What needs to be done » Would you write out the listing verbatim and skip every picture in it?

========================

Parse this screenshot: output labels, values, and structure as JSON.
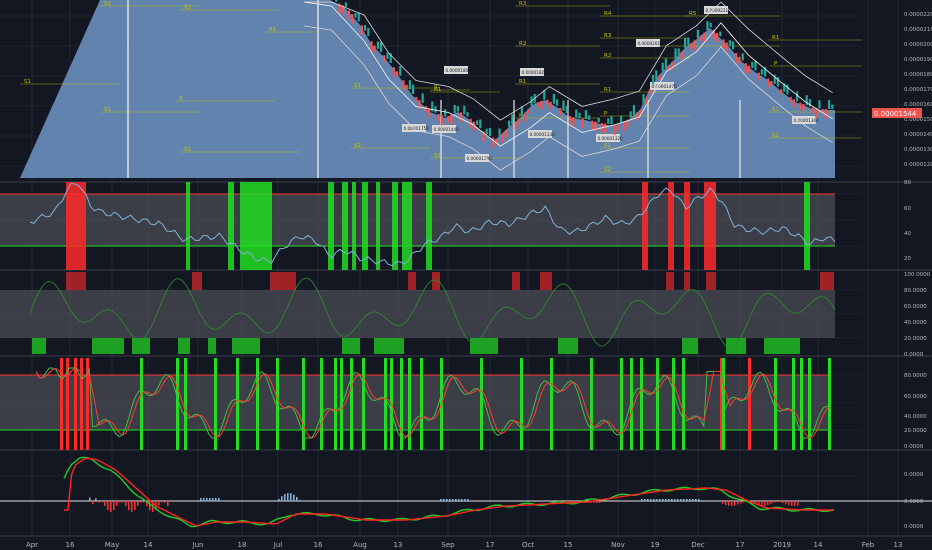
{
  "theme": {
    "background": "#131722",
    "price_fill": "#6b8fbd",
    "grid": "#2a2e39",
    "axis_text": "#b2b5be",
    "pivot_line": "#c6c600",
    "pivot_label": "#c6c600",
    "bull": "#26a69a",
    "bear": "#ef5350",
    "signal_red": "#ff2a2a",
    "signal_green": "#22dd22",
    "band_fill": "#5d5f66",
    "rsi_line": "#7fb2d6",
    "stoch_k": "#3fbf3f",
    "stoch_d": "#ff3a3a",
    "macd_line": "#22cc22",
    "macd_signal": "#ff2222",
    "price_badge": "#ef5350"
  },
  "x_axis": {
    "labels": [
      "Apr",
      "16",
      "May",
      "14",
      "Jun",
      "18",
      "Jul",
      "16",
      "Aug",
      "13",
      "Sep",
      "17",
      "Oct",
      "15",
      "Nov",
      "19",
      "Dec",
      "17",
      "2019",
      "14",
      "Feb",
      "13"
    ]
  },
  "price_panel": {
    "current_price": "0.00001544",
    "y_ticks": [
      "0.00002200",
      "0.00002100",
      "0.00002000",
      "0.00001900",
      "0.00001800",
      "0.00001700",
      "0.00001600",
      "0.00001500",
      "0.00001400",
      "0.00001300",
      "0.00001200"
    ],
    "pivot_labels": [
      "S2",
      "S2",
      "R1",
      "S1",
      "S1",
      "P",
      "S1",
      "R1",
      "S2",
      "S1",
      "S2",
      "R3",
      "R4",
      "R5",
      "R2",
      "R2",
      "P",
      "R1",
      "P",
      "P",
      "R1",
      "R2",
      "R3",
      "P",
      "R1",
      "S1",
      "S2",
      "S1",
      "S2"
    ],
    "price_tags": [
      "0.00002210",
      "0.00002010",
      "0.00001820",
      "0.00001800",
      "0.00001750",
      "0.00001440",
      "0.00001390",
      "0.00001330",
      "0.00001320",
      "0.00001300",
      "0.00001470"
    ]
  },
  "rsi_panel": {
    "y_ticks": [
      "80",
      "60",
      "40",
      "20"
    ]
  },
  "stoch_panel": {
    "y_ticks": [
      "100.0000",
      "80.0000",
      "60.0000",
      "40.0000",
      "20.0000",
      "0.0000"
    ]
  },
  "stoch2_panel": {
    "y_ticks": [
      "80.0000",
      "60.0000",
      "40.0000",
      "20.0000",
      "0.0000"
    ]
  },
  "macd_panel": {
    "y_ticks": [
      "0.0000",
      "0.0000",
      "0.0000"
    ]
  },
  "chart_data": {
    "type": "line",
    "title": "",
    "xlabel": "",
    "ylabel": "",
    "x_range": [
      "2018-04-01",
      "2019-02-13"
    ],
    "ylim": [
      1.15e-05,
      2.32e-05
    ],
    "grid": true,
    "series": [
      {
        "x": [
          "2018-07-10",
          "2018-07-20",
          "2018-08-01",
          "2018-08-10",
          "2018-08-20",
          "2018-09-01",
          "2018-09-10",
          "2018-09-20",
          "2018-10-01",
          "2018-10-08",
          "2018-10-20",
          "2018-11-01",
          "2018-11-10",
          "2018-11-20",
          "2018-12-01",
          "2018-12-10",
          "2018-12-20",
          "2019-01-01",
          "2019-01-10",
          "2019-01-20"
        ],
        "values": [
          2.35e-05,
          2.28e-05,
          2.05e-05,
          1.8e-05,
          1.62e-05,
          1.58e-05,
          1.5e-05,
          1.36e-05,
          1.48e-05,
          1.58e-05,
          1.45e-05,
          1.5e-05,
          1.55e-05,
          1.85e-05,
          1.98e-05,
          2.17e-05,
          1.96e-05,
          1.78e-05,
          1.65e-05,
          1.54e-05
        ]
      }
    ]
  }
}
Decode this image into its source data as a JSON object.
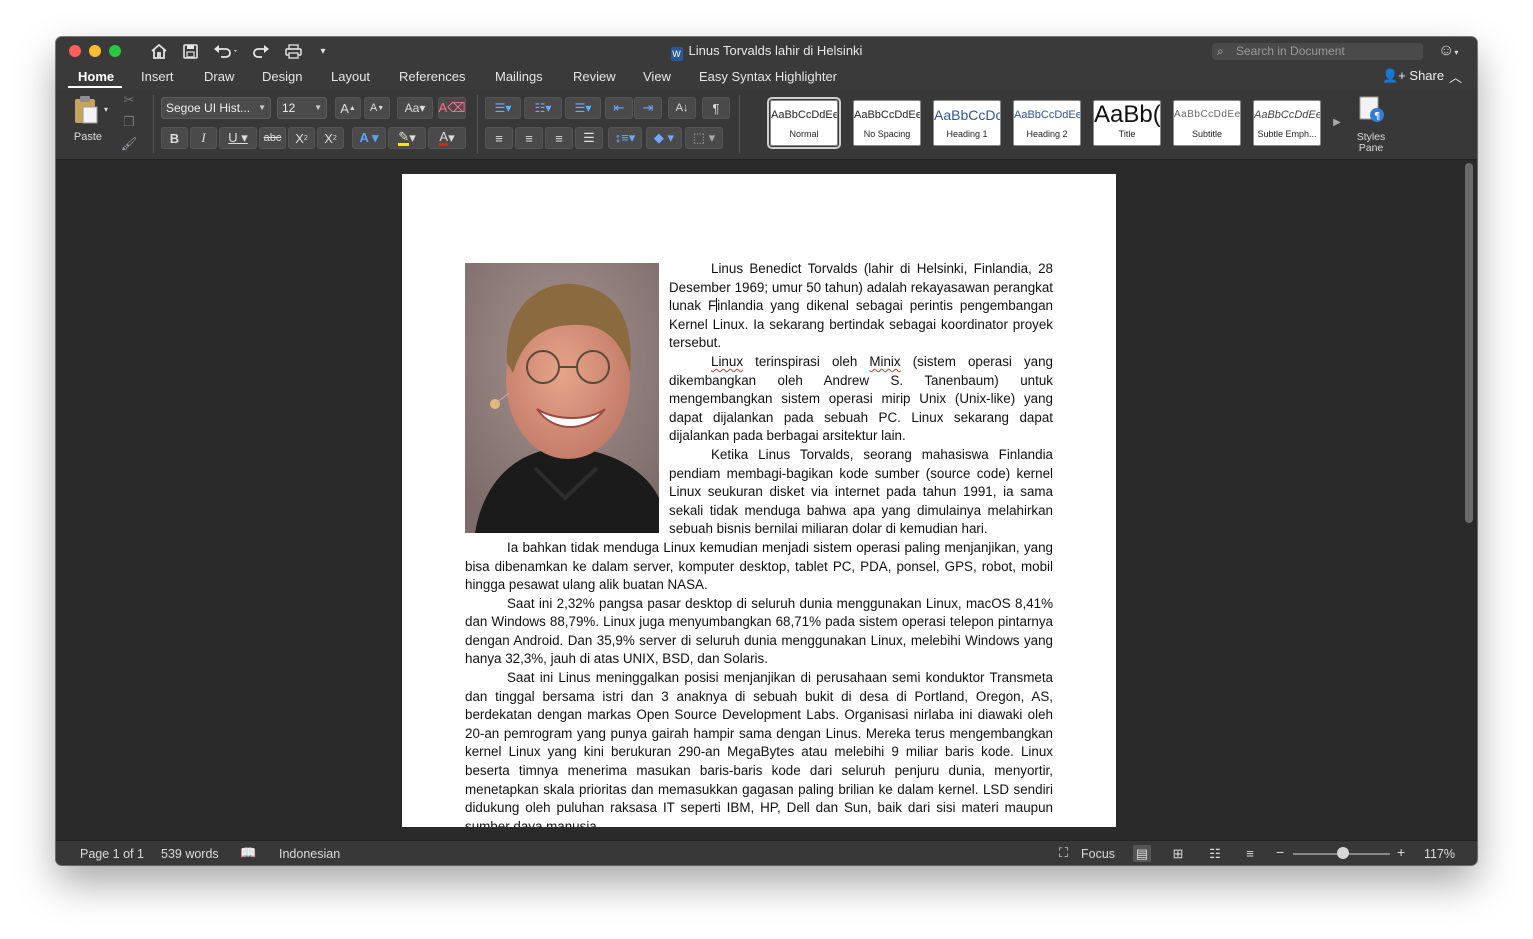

========================

Output of the task »
Parse this screenshot: output labels, values, and structure as JSON.
{
  "theme": {
    "background": "#131722",
    "price_fill": "#6b8fbd",
    "grid": "#2a2e39",
    "axis_text": "#b2b5be",
    "pivot_line": "#c6c600",
    "pivot_label": "#c6c600",
    "bull": "#26a69a",
    "bear": "#ef5350",
    "signal_red": "#ff2a2a",
    "signal_green": "#22dd22",
    "band_fill": "#5d5f66",
    "rsi_line": "#7fb2d6",
    "stoch_k": "#3fbf3f",
    "stoch_d": "#ff3a3a",
    "macd_line": "#22cc22",
    "macd_signal": "#ff2222",
    "price_badge": "#ef5350"
  },
  "x_axis": {
    "labels": [
      "Apr",
      "16",
      "May",
      "14",
      "Jun",
      "18",
      "Jul",
      "16",
      "Aug",
      "13",
      "Sep",
      "17",
      "Oct",
      "15",
      "Nov",
      "19",
      "Dec",
      "17",
      "2019",
      "14",
      "Feb",
      "13"
    ]
  },
  "price_panel": {
    "current_price": "0.00001544",
    "y_ticks": [
      "0.00002200",
      "0.00002100",
      "0.00002000",
      "0.00001900",
      "0.00001800",
      "0.00001700",
      "0.00001600",
      "0.00001500",
      "0.00001400",
      "0.00001300",
      "0.00001200"
    ],
    "pivot_labels": [
      "S2",
      "S2",
      "R1",
      "S1",
      "S1",
      "P",
      "S1",
      "R1",
      "S2",
      "S1",
      "S2",
      "R3",
      "R4",
      "R5",
      "R2",
      "R2",
      "P",
      "R1",
      "P",
      "P",
      "R1",
      "R2",
      "R3",
      "P",
      "R1",
      "S1",
      "S2",
      "S1",
      "S2"
    ],
    "price_tags": [
      "0.00002210",
      "0.00002010",
      "0.00001820",
      "0.00001800",
      "0.00001750",
      "0.00001440",
      "0.00001390",
      "0.00001330",
      "0.00001320",
      "0.00001300",
      "0.00001470"
    ]
  },
  "rsi_panel": {
    "y_ticks": [
      "80",
      "60",
      "40",
      "20"
    ]
  },
  "stoch_panel": {
    "y_ticks": [
      "100.0000",
      "80.0000",
      "60.0000",
      "40.0000",
      "20.0000",
      "0.0000"
    ]
  },
  "stoch2_panel": {
    "y_ticks": [
      "80.0000",
      "60.0000",
      "40.0000",
      "20.0000",
      "0.0000"
    ]
  },
  "macd_panel": {
    "y_ticks": [
      "0.0000",
      "0.0000",
      "0.0000"
    ]
  },
  "chart_data": {
    "type": "line",
    "title": "",
    "xlabel": "",
    "ylabel": "",
    "x_range": [
      "2018-04-01",
      "2019-02-13"
    ],
    "ylim": [
      1.15e-05,
      2.32e-05
    ],
    "grid": true,
    "series": [
      {
        "x": [
          "2018-07-10",
          "2018-07-20",
          "2018-08-01",
          "2018-08-10",
          "2018-08-20",
          "2018-09-01",
          "2018-09-10",
          "2018-09-20",
          "2018-10-01",
          "2018-10-08",
          "2018-10-20",
          "2018-11-01",
          "2018-11-10",
          "2018-11-20",
          "2018-12-01",
          "2018-12-10",
          "2018-12-20",
          "2019-01-01",
          "2019-01-10",
          "2019-01-20"
        ],
        "values": [
          2.35e-05,
          2.28e-05,
          2.05e-05,
          1.8e-05,
          1.62e-05,
          1.58e-05,
          1.5e-05,
          1.36e-05,
          1.48e-05,
          1.58e-05,
          1.45e-05,
          1.5e-05,
          1.55e-05,
          1.85e-05,
          1.98e-05,
          2.17e-05,
          1.96e-05,
          1.78e-05,
          1.65e-05,
          1.54e-05
        ]
      }
    ]
  }
}
Decode this image into its source data as a JSON object.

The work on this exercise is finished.